Articolo ->
══════

OSCAR 2022 - RECENSIONI DEI MIGLIORI FILM
Gli Oscar 2022 sono alle porte, al Dolby Theatre di Los Angeles, la notte del 27 marzo si terrà la 94esima edizione dei premi più ambiti nel mondo del cinema. La statuetta più prestigiosa è ovviamente quella per il miglior film, vediamo quindi quali pellicole hanno ottenuto una nomination in questa categoria, e quante chance di vittoria finale hanno.
DON’T LOOK UP
“Don’t look up” è l’ultimo film di Adam McKay ed è una delle pellicole più interessanti del 2021, uscita sia in sala che su Netflix. La trama segue le vicende di due astronomi, interpretati da Leonardo Dicaprio e Jennifer Lawrence, è proprio il personaggio a cui da volto la ragazza che scopre l’esistenza di un enorme meteorite in rotta di collisione verso il pianeta Terra. Quando i due provano ad avvertire le autorità superiori e il presidente degli Stati Uniti che la cometa entrerà in contatto con la Terra nel giro di sei mesi, non vengono presi sul serio da nessuno.
Il punto di forza del film è sicuramente l’empatia che si crea tra lo spettatore e i protagonisti, c’è il desiderio di schierarsi con loro, perchè sono scioccati dalla loro scoperta e nonostante questo vengono derisi e messi da parte dalla società, che reputa più importanti i programmi televisivi e i gossip tra cantanti famosi. Il film è uno sguardo a ciò che è diventata l’attualità nel mondo oggi, vissuta attraverso il filtro dei social, in cui si preferisce dubitare ed essere scettici piuttosto che affidarsi alla scienza; infatti è pieno di gente complottista, negazionista, incapace di ascoltare ma concentrati solo sui loro schermi. “Don’t look up” oltre a meritare grandi elogi per la sceneggiatura e lo sviluppo della narrazione che scorre in modo fluido, vanta un cast stellare: a partire dai due protagonisti, Leonardo Dicaprio e Jennifer Lawrence che interpretano alla grande due ruoli estremamente simili e diversi allo stesso tempo; uno è più razionale e affronta le discussioni con formalità, l’altra non riesce a gestire la tensione e vuole sbattere la realtà in faccia alla gente. Tra i due ho leggermente preferito la ragazza, ma forse perchè ha un ruolo più emotivo e che mette in risalto le capacità attoriali. Ma tutti si fanno da parte di fronte a Jonah Hill, che riesce allo stesso tempo a farsi disprezzare e a strappare risate allo spettatore.

══════

Dati forniti ->
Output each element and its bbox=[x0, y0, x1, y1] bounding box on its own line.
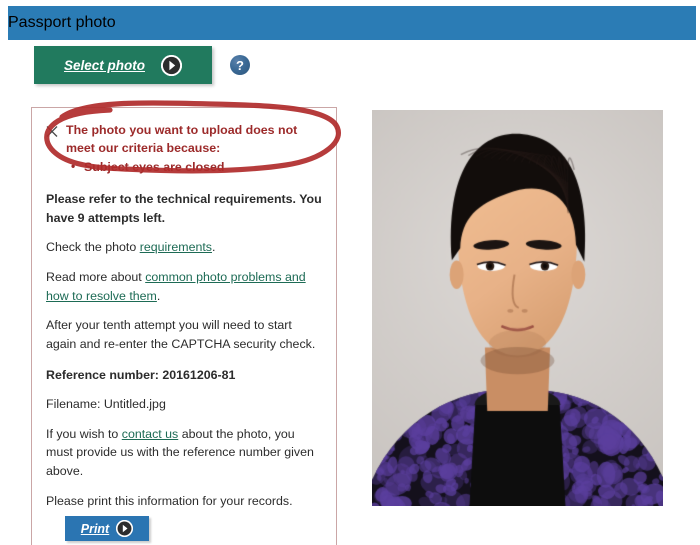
chevron-right-circle-icon bbox=[161, 55, 182, 76]
page-title: Passport photo bbox=[8, 14, 116, 32]
uploaded-photo bbox=[372, 110, 663, 506]
technical-requirements-note: Please refer to the technical requiremen… bbox=[46, 190, 322, 227]
contact-prefix: If you wish to bbox=[46, 427, 122, 441]
tenth-attempt-note: After your tenth attempt you will need t… bbox=[46, 316, 322, 353]
select-photo-label: Select photo bbox=[64, 58, 145, 73]
error-headline: The photo you want to upload does not me… bbox=[66, 122, 322, 157]
photo-result-panel: The photo you want to upload does not me… bbox=[31, 107, 337, 545]
error-reason-list: Subject eyes are closed bbox=[46, 159, 322, 177]
print-button[interactable]: Print bbox=[65, 516, 149, 541]
photo-canvas bbox=[372, 110, 663, 506]
select-photo-button[interactable]: Select photo bbox=[34, 46, 212, 84]
common-problems-paragraph: Read more about common photo problems an… bbox=[46, 268, 322, 305]
list-item: Subject eyes are closed bbox=[84, 159, 322, 177]
read-prefix: Read more about bbox=[46, 270, 145, 284]
contact-paragraph: If you wish to contact us about the phot… bbox=[46, 425, 322, 481]
requirements-link[interactable]: requirements bbox=[140, 240, 212, 254]
print-note: Please print this information for your r… bbox=[46, 492, 322, 511]
toolbar: Select photo ? bbox=[34, 46, 250, 84]
help-icon[interactable]: ? bbox=[230, 55, 250, 75]
contact-us-link[interactable]: contact us bbox=[122, 427, 178, 441]
print-label: Print bbox=[81, 522, 109, 536]
x-mark-icon bbox=[46, 125, 58, 138]
chevron-right-circle-icon bbox=[116, 520, 133, 537]
reference-number: Reference number: 20161206-81 bbox=[46, 366, 322, 385]
check-requirements-paragraph: Check the photo requirements. bbox=[46, 238, 322, 257]
app-header-bar: Passport photo bbox=[6, 4, 696, 40]
help-glyph: ? bbox=[236, 59, 244, 72]
check-prefix: Check the photo bbox=[46, 240, 140, 254]
read-suffix: . bbox=[157, 289, 160, 303]
error-message: The photo you want to upload does not me… bbox=[46, 122, 322, 157]
check-suffix: . bbox=[212, 240, 215, 254]
filename: Filename: Untitled.jpg bbox=[46, 395, 322, 414]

══════

Richiesta A -> Nell'articolo sugli Oscar 2022, in quale teatro si terrà la 94esima edizione dei premi?
Richiesta B -> Prosegui l'articolo sugli Oscar 2022 dal punto in cui si interrompe.
Le voci fornite non servono a nulla in questo compito.

Risultato atteso A -> Al Dolby Theatre di Los Angeles.

Risultato atteso B ->
La sua candidatura come miglior film è meritata e dimostra come gli Oscar si stiano espandendo e pescando nomination anche su piattaforme come Netflix; McKay ha fatto un ottimo lavoro, perchè non è facile realizzare una commedia sulla realtà odierna.
Voto: 9
DRIVE MY CAR
“Drive My Car”, film diretto da Ryûsuke Hamaguchi, racconta la storia di Yusuke, un attore e regista teatrale felicemente sposato, fino a quando sua moglie viene a mancare improvvisamente. Due anni dopo questo tragico evento, Yusuke viene ingaggiato per mettere in scena uno spettacolo. Durante le rappresentazioni conosce Misaki, una ragazza che è stata scelta per fargli da autista. Trascorrendo sempre più tempo insieme a bordo di una macchina rossa tra un tragitto e l'altro, i due legano molto e anche la riservata Misaki riesce ad aprirsi e a parlare di sé. L'attore e la sua autista iniziano a raccontarsi sinceramente, fino ad affrontare il tema del loro passato, delicato per entrambi
In "Drive my car” la struttura portante della narrazione non è la trama, ma i personaggi che ruotano intorno ad essa e le relazioni che si creano tra loro. Hamaguchi scrive sempre storie semplici così da lasciare spazio all’approfondimento dei temi che ha intenzione di trattare tramite l’uso delle parole e dei dialoghi. Il regista lascia da parte il lato più tecnico e visivo per concentrarsi sui due protagonisti, costruendo dei dialoghi profondi ed interessanti tra loro.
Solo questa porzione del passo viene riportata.